# START OF Given records

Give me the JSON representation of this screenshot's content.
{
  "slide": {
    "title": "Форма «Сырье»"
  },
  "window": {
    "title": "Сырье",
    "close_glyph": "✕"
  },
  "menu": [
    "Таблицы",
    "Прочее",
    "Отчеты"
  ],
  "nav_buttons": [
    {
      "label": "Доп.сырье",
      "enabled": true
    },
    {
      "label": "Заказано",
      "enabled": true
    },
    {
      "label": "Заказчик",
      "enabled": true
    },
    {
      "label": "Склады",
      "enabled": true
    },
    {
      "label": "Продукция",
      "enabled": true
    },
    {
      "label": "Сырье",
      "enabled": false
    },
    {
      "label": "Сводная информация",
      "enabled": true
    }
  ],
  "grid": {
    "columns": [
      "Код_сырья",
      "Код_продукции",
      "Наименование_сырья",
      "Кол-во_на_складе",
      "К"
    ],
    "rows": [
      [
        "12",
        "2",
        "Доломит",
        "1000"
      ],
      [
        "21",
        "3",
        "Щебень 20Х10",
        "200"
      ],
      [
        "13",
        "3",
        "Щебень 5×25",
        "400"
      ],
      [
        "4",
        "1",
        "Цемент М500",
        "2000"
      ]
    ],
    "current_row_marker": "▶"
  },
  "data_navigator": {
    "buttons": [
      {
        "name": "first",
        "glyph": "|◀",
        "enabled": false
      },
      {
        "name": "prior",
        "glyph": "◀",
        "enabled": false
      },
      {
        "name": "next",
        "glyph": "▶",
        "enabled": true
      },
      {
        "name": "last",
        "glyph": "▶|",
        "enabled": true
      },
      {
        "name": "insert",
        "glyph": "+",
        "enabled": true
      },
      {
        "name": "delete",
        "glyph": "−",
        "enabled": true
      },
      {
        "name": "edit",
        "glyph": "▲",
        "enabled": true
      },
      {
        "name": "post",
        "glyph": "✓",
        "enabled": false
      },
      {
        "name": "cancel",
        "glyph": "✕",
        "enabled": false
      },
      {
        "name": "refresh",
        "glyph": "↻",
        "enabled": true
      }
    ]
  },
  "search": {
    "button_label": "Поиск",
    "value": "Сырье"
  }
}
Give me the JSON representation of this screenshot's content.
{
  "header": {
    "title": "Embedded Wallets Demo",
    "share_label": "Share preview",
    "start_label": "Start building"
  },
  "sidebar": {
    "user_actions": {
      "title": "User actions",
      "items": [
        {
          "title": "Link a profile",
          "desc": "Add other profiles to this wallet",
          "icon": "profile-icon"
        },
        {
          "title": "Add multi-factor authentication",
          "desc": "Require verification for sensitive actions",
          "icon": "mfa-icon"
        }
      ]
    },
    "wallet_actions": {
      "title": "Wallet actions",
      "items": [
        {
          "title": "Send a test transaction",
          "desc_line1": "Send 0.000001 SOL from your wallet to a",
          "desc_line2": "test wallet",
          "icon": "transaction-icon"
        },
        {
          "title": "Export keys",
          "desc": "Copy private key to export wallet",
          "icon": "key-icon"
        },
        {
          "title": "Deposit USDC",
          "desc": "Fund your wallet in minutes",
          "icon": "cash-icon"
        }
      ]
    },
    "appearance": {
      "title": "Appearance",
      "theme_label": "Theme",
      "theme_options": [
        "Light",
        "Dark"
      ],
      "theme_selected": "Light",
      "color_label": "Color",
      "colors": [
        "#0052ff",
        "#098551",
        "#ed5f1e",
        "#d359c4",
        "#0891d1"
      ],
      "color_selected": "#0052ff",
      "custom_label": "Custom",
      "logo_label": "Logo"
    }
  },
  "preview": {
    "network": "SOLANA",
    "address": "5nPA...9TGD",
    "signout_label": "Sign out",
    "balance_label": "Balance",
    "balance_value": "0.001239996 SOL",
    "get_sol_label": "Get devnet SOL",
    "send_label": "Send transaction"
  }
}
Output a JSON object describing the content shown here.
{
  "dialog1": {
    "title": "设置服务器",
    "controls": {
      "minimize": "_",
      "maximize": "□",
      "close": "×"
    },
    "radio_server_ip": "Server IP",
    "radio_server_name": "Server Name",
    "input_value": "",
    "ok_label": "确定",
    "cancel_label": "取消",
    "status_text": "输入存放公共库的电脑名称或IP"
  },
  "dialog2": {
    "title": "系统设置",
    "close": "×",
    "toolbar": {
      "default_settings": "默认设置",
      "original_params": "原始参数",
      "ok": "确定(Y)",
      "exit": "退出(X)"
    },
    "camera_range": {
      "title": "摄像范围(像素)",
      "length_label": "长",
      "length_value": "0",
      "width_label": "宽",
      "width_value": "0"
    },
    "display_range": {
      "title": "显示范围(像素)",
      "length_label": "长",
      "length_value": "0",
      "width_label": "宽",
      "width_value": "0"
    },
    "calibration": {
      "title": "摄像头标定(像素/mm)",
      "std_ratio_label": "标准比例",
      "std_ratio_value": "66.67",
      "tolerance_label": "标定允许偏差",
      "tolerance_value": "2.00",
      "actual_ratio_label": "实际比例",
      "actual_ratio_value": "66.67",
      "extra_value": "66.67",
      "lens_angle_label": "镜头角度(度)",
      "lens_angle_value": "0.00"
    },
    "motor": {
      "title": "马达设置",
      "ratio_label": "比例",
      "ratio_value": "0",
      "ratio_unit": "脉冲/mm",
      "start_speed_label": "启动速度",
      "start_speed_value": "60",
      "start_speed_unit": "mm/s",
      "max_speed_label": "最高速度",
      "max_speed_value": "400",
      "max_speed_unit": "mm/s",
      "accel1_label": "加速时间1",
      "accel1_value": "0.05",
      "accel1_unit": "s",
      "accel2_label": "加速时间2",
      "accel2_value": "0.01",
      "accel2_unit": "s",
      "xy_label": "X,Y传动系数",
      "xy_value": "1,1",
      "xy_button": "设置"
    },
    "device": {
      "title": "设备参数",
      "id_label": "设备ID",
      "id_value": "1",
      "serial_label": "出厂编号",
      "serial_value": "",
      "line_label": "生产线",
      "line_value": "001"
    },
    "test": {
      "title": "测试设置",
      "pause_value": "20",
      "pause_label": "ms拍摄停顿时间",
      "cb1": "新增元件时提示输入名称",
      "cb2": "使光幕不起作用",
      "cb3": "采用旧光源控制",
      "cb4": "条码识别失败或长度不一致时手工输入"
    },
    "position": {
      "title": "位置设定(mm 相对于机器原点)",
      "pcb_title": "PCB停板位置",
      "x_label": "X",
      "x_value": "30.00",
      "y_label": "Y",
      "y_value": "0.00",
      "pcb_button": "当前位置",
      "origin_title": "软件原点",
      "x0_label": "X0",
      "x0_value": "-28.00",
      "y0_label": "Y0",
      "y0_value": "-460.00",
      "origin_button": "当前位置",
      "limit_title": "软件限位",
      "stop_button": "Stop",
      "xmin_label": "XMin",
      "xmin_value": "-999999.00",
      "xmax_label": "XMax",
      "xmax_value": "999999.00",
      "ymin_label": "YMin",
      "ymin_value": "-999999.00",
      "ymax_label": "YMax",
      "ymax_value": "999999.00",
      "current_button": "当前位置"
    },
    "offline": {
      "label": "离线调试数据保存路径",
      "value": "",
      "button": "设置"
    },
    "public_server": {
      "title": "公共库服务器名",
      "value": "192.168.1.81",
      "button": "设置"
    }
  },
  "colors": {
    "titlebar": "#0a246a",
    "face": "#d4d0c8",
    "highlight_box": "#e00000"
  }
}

# END OF Given records

Given request:
Return the full listing, character for character.

Exercise result:
Give me the JSON representation of this screenshot's content.
{
  "slide": {
    "title": "Форма «Сырье»"
  },
  "window": {
    "title": "Сырье",
    "close_glyph": "✕"
  },
  "menu": [
    "Таблицы",
    "Прочее",
    "Отчеты"
  ],
  "nav_buttons": [
    {
      "label": "Доп.сырье",
      "enabled": true
    },
    {
      "label": "Заказано",
      "enabled": true
    },
    {
      "label": "Заказчик",
      "enabled": true
    },
    {
      "label": "Склады",
      "enabled": true
    },
    {
      "label": "Продукция",
      "enabled": true
    },
    {
      "label": "Сырье",
      "enabled": false
    },
    {
      "label": "Сводная информация",
      "enabled": true
    }
  ],
  "grid": {
    "columns": [
      "Код_сырья",
      "Код_продукции",
      "Наименование_сырья",
      "Кол-во_на_складе",
      "К"
    ],
    "rows": [
      [
        "12",
        "2",
        "Доломит",
        "1000"
      ],
      [
        "21",
        "3",
        "Щебень 20Х10",
        "200"
      ],
      [
        "13",
        "3",
        "Щебень 5×25",
        "400"
      ],
      [
        "4",
        "1",
        "Цемент М500",
        "2000"
      ]
    ],
    "current_row_marker": "▶"
  },
  "data_navigator": {
    "buttons": [
      {
        "name": "first",
        "glyph": "|◀",
        "enabled": false
      },
      {
        "name": "prior",
        "glyph": "◀",
        "enabled": false
      },
      {
        "name": "next",
        "glyph": "▶",
        "enabled": true
      },
      {
        "name": "last",
        "glyph": "▶|",
        "enabled": true
      },
      {
        "name": "insert",
        "glyph": "+",
        "enabled": true
      },
      {
        "name": "delete",
        "glyph": "−",
        "enabled": true
      },
      {
        "name": "edit",
        "glyph": "▲",
        "enabled": true
      },
      {
        "name": "post",
        "glyph": "✓",
        "enabled": false
      },
      {
        "name": "cancel",
        "glyph": "✕",
        "enabled": false
      },
      {
        "name": "refresh",
        "glyph": "↻",
        "enabled": true
      }
    ]
  },
  "search": {
    "button_label": "Поиск",
    "value": "Сырье"
  }
}
Give me the JSON representation of this screenshot's content.
{
  "header": {
    "title": "Embedded Wallets Demo",
    "share_label": "Share preview",
    "start_label": "Start building"
  },
  "sidebar": {
    "user_actions": {
      "title": "User actions",
      "items": [
        {
          "title": "Link a profile",
          "desc": "Add other profiles to this wallet",
          "icon": "profile-icon"
        },
        {
          "title": "Add multi-factor authentication",
          "desc": "Require verification for sensitive actions",
          "icon": "mfa-icon"
        }
      ]
    },
    "wallet_actions": {
      "title": "Wallet actions",
      "items": [
        {
          "title": "Send a test transaction",
          "desc_line1": "Send 0.000001 SOL from your wallet to a",
          "desc_line2": "test wallet",
          "icon": "transaction-icon"
        },
        {
          "title": "Export keys",
          "desc": "Copy private key to export wallet",
          "icon": "key-icon"
        },
        {
          "title": "Deposit USDC",
          "desc": "Fund your wallet in minutes",
          "icon": "cash-icon"
        }
      ]
    },
    "appearance": {
      "title": "Appearance",
      "theme_label": "Theme",
      "theme_options": [
        "Light",
        "Dark"
      ],
      "theme_selected": "Light",
      "color_label": "Color",
      "colors": [
        "#0052ff",
        "#098551",
        "#ed5f1e",
        "#d359c4",
        "#0891d1"
      ],
      "color_selected": "#0052ff",
      "custom_label": "Custom",
      "logo_label": "Logo"
    }
  },
  "preview": {
    "network": "SOLANA",
    "address": "5nPA...9TGD",
    "signout_label": "Sign out",
    "balance_label": "Balance",
    "balance_value": "0.001239996 SOL",
    "get_sol_label": "Get devnet SOL",
    "send_label": "Send transaction"
  }
}
Output a JSON object describing the content shown here.
{
  "dialog1": {
    "title": "设置服务器",
    "controls": {
      "minimize": "_",
      "maximize": "□",
      "close": "×"
    },
    "radio_server_ip": "Server IP",
    "radio_server_name": "Server Name",
    "input_value": "",
    "ok_label": "确定",
    "cancel_label": "取消",
    "status_text": "输入存放公共库的电脑名称或IP"
  },
  "dialog2": {
    "title": "系统设置",
    "close": "×",
    "toolbar": {
      "default_settings": "默认设置",
      "original_params": "原始参数",
      "ok": "确定(Y)",
      "exit": "退出(X)"
    },
    "camera_range": {
      "title": "摄像范围(像素)",
      "length_label": "长",
      "length_value": "0",
      "width_label": "宽",
      "width_value": "0"
    },
    "display_range": {
      "title": "显示范围(像素)",
      "length_label": "长",
      "length_value": "0",
      "width_label": "宽",
      "width_value": "0"
    },
    "calibration": {
      "title": "摄像头标定(像素/mm)",
      "std_ratio_label": "标准比例",
      "std_ratio_value": "66.67",
      "tolerance_label": "标定允许偏差",
      "tolerance_value": "2.00",
      "actual_ratio_label": "实际比例",
      "actual_ratio_value": "66.67",
      "extra_value": "66.67",
      "lens_angle_label": "镜头角度(度)",
      "lens_angle_value": "0.00"
    },
    "motor": {
      "title": "马达设置",
      "ratio_label": "比例",
      "ratio_value": "0",
      "ratio_unit": "脉冲/mm",
      "start_speed_label": "启动速度",
      "start_speed_value": "60",
      "start_speed_unit": "mm/s",
      "max_speed_label": "最高速度",
      "max_speed_value": "400",
      "max_speed_unit": "mm/s",
      "accel1_label": "加速时间1",
      "accel1_value": "0.05",
      "accel1_unit": "s",
      "accel2_label": "加速时间2",
      "accel2_value": "0.01",
      "accel2_unit": "s",
      "xy_label": "X,Y传动系数",
      "xy_value": "1,1",
      "xy_button": "设置"
    },
    "device": {
      "title": "设备参数",
      "id_label": "设备ID",
      "id_value": "1",
      "serial_label": "出厂编号",
      "serial_value": "",
      "line_label": "生产线",
      "line_value": "001"
    },
    "test": {
      "title": "测试设置",
      "pause_value": "20",
      "pause_label": "ms拍摄停顿时间",
      "cb1": "新增元件时提示输入名称",
      "cb2": "使光幕不起作用",
      "cb3": "采用旧光源控制",
      "cb4": "条码识别失败或长度不一致时手工输入"
    },
    "position": {
      "title": "位置设定(mm 相对于机器原点)",
      "pcb_title": "PCB停板位置",
      "x_label": "X",
      "x_value": "30.00",
      "y_label": "Y",
      "y_value": "0.00",
      "pcb_button": "当前位置",
      "origin_title": "软件原点",
      "x0_label": "X0",
      "x0_value": "-28.00",
      "y0_label": "Y0",
      "y0_value": "-460.00",
      "origin_button": "当前位置",
      "limit_title": "软件限位",
      "stop_button": "Stop",
      "xmin_label": "XMin",
      "xmin_value": "-999999.00",
      "xmax_label": "XMax",
      "xmax_value": "999999.00",
      "ymin_label": "YMin",
      "ymin_value": "-999999.00",
      "ymax_label": "YMax",
      "ymax_value": "999999.00",
      "current_button": "当前位置"
    },
    "offline": {
      "label": "离线调试数据保存路径",
      "value": "",
      "button": "设置"
    },
    "public_server": {
      "title": "公共库服务器名",
      "value": "192.168.1.81",
      "button": "设置"
    }
  },
  "colors": {
    "titlebar": "#0a246a",
    "face": "#d4d0c8",
    "highlight_box": "#e00000"
  }
}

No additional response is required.